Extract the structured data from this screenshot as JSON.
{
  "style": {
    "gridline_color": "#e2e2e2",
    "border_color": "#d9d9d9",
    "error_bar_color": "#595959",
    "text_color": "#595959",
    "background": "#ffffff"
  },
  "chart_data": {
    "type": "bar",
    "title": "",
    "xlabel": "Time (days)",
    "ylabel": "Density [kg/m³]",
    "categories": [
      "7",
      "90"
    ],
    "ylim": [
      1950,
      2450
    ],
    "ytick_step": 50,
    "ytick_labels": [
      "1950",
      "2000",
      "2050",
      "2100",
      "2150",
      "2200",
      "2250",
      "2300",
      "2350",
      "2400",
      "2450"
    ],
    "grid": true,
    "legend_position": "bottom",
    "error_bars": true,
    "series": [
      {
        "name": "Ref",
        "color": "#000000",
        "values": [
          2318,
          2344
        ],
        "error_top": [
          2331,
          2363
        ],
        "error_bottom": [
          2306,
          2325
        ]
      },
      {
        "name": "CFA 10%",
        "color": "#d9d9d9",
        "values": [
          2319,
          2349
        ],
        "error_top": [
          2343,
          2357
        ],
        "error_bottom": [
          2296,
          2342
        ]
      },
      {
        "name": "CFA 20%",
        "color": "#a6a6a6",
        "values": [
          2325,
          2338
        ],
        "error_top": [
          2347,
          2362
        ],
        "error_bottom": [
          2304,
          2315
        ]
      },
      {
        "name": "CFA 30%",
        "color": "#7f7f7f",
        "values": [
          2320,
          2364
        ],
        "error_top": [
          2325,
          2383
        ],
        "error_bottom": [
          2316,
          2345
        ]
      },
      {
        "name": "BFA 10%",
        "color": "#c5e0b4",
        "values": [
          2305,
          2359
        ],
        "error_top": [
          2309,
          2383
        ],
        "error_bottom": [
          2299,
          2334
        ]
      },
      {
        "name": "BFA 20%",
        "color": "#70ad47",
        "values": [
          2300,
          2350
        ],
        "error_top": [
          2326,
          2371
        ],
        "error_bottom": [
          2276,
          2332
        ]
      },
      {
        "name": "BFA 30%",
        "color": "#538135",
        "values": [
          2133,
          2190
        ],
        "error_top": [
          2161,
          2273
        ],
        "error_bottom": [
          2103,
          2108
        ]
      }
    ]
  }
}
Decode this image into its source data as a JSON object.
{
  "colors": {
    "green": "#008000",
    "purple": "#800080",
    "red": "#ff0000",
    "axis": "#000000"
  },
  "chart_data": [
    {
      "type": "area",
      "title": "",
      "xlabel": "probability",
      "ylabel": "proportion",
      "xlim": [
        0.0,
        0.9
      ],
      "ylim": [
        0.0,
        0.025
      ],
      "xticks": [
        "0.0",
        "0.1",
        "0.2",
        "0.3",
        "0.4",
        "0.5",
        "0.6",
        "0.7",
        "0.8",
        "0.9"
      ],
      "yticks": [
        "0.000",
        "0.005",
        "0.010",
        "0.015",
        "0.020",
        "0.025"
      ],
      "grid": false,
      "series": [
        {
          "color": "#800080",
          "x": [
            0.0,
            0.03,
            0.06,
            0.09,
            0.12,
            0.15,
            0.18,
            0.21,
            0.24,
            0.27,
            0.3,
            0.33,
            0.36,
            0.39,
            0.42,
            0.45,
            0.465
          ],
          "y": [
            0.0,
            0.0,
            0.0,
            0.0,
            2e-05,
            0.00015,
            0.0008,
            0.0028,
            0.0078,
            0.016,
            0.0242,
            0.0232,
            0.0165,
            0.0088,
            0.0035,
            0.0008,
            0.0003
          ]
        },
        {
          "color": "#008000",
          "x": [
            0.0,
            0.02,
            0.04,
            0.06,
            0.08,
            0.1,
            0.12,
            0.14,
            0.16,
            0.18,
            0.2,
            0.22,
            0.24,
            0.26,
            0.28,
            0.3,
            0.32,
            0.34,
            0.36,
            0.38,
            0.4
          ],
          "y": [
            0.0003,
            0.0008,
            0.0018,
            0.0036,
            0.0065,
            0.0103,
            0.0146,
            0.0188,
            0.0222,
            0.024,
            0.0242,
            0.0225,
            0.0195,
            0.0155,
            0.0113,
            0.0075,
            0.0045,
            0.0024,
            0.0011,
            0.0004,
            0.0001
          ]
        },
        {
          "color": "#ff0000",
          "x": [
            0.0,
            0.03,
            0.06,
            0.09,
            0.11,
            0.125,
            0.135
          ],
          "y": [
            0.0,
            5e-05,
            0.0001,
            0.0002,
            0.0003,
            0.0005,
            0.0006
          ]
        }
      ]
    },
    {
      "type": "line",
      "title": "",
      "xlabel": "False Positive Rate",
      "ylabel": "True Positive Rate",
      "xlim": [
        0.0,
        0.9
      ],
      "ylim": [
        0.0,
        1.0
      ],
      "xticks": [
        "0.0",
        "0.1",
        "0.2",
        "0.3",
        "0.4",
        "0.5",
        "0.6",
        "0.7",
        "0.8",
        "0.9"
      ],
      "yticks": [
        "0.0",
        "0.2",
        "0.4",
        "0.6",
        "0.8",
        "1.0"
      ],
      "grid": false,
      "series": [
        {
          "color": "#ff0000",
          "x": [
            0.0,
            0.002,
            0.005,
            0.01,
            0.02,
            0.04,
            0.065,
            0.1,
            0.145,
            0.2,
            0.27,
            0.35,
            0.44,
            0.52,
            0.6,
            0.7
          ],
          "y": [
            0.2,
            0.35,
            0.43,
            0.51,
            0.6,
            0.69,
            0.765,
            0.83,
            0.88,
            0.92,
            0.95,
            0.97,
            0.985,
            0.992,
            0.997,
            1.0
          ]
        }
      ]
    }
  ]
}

......

▸ **The task**: Please reproduce all of the entries exactly as they stand.

▸ **Response**:
Extract the structured data from this screenshot as JSON.
{
  "style": {
    "gridline_color": "#e2e2e2",
    "border_color": "#d9d9d9",
    "error_bar_color": "#595959",
    "text_color": "#595959",
    "background": "#ffffff"
  },
  "chart_data": {
    "type": "bar",
    "title": "",
    "xlabel": "Time (days)",
    "ylabel": "Density [kg/m³]",
    "categories": [
      "7",
      "90"
    ],
    "ylim": [
      1950,
      2450
    ],
    "ytick_step": 50,
    "ytick_labels": [
      "1950",
      "2000",
      "2050",
      "2100",
      "2150",
      "2200",
      "2250",
      "2300",
      "2350",
      "2400",
      "2450"
    ],
    "grid": true,
    "legend_position": "bottom",
    "error_bars": true,
    "series": [
      {
        "name": "Ref",
        "color": "#000000",
        "values": [
          2318,
          2344
        ],
        "error_top": [
          2331,
          2363
        ],
        "error_bottom": [
          2306,
          2325
        ]
      },
      {
        "name": "CFA 10%",
        "color": "#d9d9d9",
        "values": [
          2319,
          2349
        ],
        "error_top": [
          2343,
          2357
        ],
        "error_bottom": [
          2296,
          2342
        ]
      },
      {
        "name": "CFA 20%",
        "color": "#a6a6a6",
        "values": [
          2325,
          2338
        ],
        "error_top": [
          2347,
          2362
        ],
        "error_bottom": [
          2304,
          2315
        ]
      },
      {
        "name": "CFA 30%",
        "color": "#7f7f7f",
        "values": [
          2320,
          2364
        ],
        "error_top": [
          2325,
          2383
        ],
        "error_bottom": [
          2316,
          2345
        ]
      },
      {
        "name": "BFA 10%",
        "color": "#c5e0b4",
        "values": [
          2305,
          2359
        ],
        "error_top": [
          2309,
          2383
        ],
        "error_bottom": [
          2299,
          2334
        ]
      },
      {
        "name": "BFA 20%",
        "color": "#70ad47",
        "values": [
          2300,
          2350
        ],
        "error_top": [
          2326,
          2371
        ],
        "error_bottom": [
          2276,
          2332
        ]
      },
      {
        "name": "BFA 30%",
        "color": "#538135",
        "values": [
          2133,
          2190
        ],
        "error_top": [
          2161,
          2273
        ],
        "error_bottom": [
          2103,
          2108
        ]
      }
    ]
  }
}
Decode this image into its source data as a JSON object.
{
  "colors": {
    "green": "#008000",
    "purple": "#800080",
    "red": "#ff0000",
    "axis": "#000000"
  },
  "chart_data": [
    {
      "type": "area",
      "title": "",
      "xlabel": "probability",
      "ylabel": "proportion",
      "xlim": [
        0.0,
        0.9
      ],
      "ylim": [
        0.0,
        0.025
      ],
      "xticks": [
        "0.0",
        "0.1",
        "0.2",
        "0.3",
        "0.4",
        "0.5",
        "0.6",
        "0.7",
        "0.8",
        "0.9"
      ],
      "yticks": [
        "0.000",
        "0.005",
        "0.010",
        "0.015",
        "0.020",
        "0.025"
      ],
      "grid": false,
      "series": [
        {
          "color": "#800080",
          "x": [
            0.0,
            0.03,
            0.06,
            0.09,
            0.12,
            0.15,
            0.18,
            0.21,
            0.24,
            0.27,
            0.3,
            0.33,
            0.36,
            0.39,
            0.42,
            0.45,
            0.465
          ],
          "y": [
            0.0,
            0.0,
            0.0,
            0.0,
            2e-05,
            0.00015,
            0.0008,
            0.0028,
            0.0078,
            0.016,
            0.0242,
            0.0232,
            0.0165,
            0.0088,
            0.0035,
            0.0008,
            0.0003
          ]
        },
        {
          "color": "#008000",
          "x": [
            0.0,
            0.02,
            0.04,
            0.06,
            0.08,
            0.1,
            0.12,
            0.14,
            0.16,
            0.18,
            0.2,
            0.22,
            0.24,
            0.26,
            0.28,
            0.3,
            0.32,
            0.34,
            0.36,
            0.38,
            0.4
          ],
          "y": [
            0.0003,
            0.0008,
            0.0018,
            0.0036,
            0.0065,
            0.0103,
            0.0146,
            0.0188,
            0.0222,
            0.024,
            0.0242,
            0.0225,
            0.0195,
            0.0155,
            0.0113,
            0.0075,
            0.0045,
            0.0024,
            0.0011,
            0.0004,
            0.0001
          ]
        },
        {
          "color": "#ff0000",
          "x": [
            0.0,
            0.03,
            0.06,
            0.09,
            0.11,
            0.125,
            0.135
          ],
          "y": [
            0.0,
            5e-05,
            0.0001,
            0.0002,
            0.0003,
            0.0005,
            0.0006
          ]
        }
      ]
    },
    {
      "type": "line",
      "title": "",
      "xlabel": "False Positive Rate",
      "ylabel": "True Positive Rate",
      "xlim": [
        0.0,
        0.9
      ],
      "ylim": [
        0.0,
        1.0
      ],
      "xticks": [
        "0.0",
        "0.1",
        "0.2",
        "0.3",
        "0.4",
        "0.5",
        "0.6",
        "0.7",
        "0.8",
        "0.9"
      ],
      "yticks": [
        "0.0",
        "0.2",
        "0.4",
        "0.6",
        "0.8",
        "1.0"
      ],
      "grid": false,
      "series": [
        {
          "color": "#ff0000",
          "x": [
            0.0,
            0.002,
            0.005,
            0.01,
            0.02,
            0.04,
            0.065,
            0.1,
            0.145,
            0.2,
            0.27,
            0.35,
            0.44,
            0.52,
            0.6,
            0.7
          ],
          "y": [
            0.2,
            0.35,
            0.43,
            0.51,
            0.6,
            0.69,
            0.765,
            0.83,
            0.88,
            0.92,
            0.95,
            0.97,
            0.985,
            0.992,
            0.997,
            1.0
          ]
        }
      ]
    }
  ]
}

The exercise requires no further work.